**Directive**
How many lines in this data contain the string "title"? Reply with the number only.

**Source data**

-- Start --

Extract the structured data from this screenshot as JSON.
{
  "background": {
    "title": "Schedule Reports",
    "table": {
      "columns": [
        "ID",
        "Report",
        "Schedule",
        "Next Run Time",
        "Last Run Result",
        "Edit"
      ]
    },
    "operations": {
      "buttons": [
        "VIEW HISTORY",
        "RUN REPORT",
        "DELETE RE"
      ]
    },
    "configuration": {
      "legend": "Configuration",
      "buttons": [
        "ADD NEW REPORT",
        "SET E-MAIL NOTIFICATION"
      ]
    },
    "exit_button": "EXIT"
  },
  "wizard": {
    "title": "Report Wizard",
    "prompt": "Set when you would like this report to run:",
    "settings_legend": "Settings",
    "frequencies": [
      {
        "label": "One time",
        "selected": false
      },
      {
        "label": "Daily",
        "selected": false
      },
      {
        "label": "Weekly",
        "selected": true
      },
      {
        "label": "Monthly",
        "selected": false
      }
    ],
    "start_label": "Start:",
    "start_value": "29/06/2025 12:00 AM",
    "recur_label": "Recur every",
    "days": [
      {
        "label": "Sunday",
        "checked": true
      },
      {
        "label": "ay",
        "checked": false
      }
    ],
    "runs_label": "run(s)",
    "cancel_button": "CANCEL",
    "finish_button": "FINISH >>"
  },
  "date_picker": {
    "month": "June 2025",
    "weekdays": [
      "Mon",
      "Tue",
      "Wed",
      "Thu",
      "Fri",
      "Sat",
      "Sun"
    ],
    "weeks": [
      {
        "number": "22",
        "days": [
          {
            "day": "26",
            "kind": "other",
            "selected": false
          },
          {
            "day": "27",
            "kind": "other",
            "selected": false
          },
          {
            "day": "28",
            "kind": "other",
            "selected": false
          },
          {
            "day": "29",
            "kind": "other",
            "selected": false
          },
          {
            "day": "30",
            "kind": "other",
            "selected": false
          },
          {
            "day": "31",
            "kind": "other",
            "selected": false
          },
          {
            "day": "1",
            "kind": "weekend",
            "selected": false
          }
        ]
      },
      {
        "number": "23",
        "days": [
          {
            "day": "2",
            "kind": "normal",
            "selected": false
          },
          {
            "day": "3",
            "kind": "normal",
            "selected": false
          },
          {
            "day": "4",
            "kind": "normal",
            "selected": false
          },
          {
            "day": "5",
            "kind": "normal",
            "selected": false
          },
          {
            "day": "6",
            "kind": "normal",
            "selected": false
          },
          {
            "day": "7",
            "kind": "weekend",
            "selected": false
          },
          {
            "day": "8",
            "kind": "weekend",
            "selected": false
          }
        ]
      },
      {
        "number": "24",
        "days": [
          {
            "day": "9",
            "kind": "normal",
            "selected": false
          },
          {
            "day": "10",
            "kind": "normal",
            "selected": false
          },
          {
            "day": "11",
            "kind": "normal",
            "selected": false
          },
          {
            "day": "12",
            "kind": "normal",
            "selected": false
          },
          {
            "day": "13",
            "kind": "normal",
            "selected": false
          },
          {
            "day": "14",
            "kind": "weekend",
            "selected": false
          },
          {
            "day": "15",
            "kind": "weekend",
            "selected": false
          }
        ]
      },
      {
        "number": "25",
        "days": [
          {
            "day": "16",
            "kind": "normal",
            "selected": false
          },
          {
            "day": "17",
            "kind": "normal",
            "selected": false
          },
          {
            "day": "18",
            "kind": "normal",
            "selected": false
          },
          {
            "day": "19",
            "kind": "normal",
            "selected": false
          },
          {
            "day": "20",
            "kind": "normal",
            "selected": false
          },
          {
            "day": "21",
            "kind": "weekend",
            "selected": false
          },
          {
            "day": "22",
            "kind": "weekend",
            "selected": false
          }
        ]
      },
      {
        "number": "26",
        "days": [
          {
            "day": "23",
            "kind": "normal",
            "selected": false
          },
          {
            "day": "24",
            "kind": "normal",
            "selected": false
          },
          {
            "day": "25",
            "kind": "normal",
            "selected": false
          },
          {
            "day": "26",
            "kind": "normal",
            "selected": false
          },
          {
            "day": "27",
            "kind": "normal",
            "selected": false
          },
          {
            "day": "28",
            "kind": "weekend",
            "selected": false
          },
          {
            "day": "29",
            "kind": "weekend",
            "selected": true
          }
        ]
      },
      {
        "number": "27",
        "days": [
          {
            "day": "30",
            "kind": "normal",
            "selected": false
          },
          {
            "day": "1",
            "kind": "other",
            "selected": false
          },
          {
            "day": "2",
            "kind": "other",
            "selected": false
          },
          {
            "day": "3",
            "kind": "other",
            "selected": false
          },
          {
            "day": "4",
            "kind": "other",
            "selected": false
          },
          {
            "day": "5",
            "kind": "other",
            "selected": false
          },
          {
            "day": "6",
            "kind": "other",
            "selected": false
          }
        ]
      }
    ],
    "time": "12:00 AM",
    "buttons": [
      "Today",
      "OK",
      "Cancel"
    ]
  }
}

-- End --

**Result for this task**
2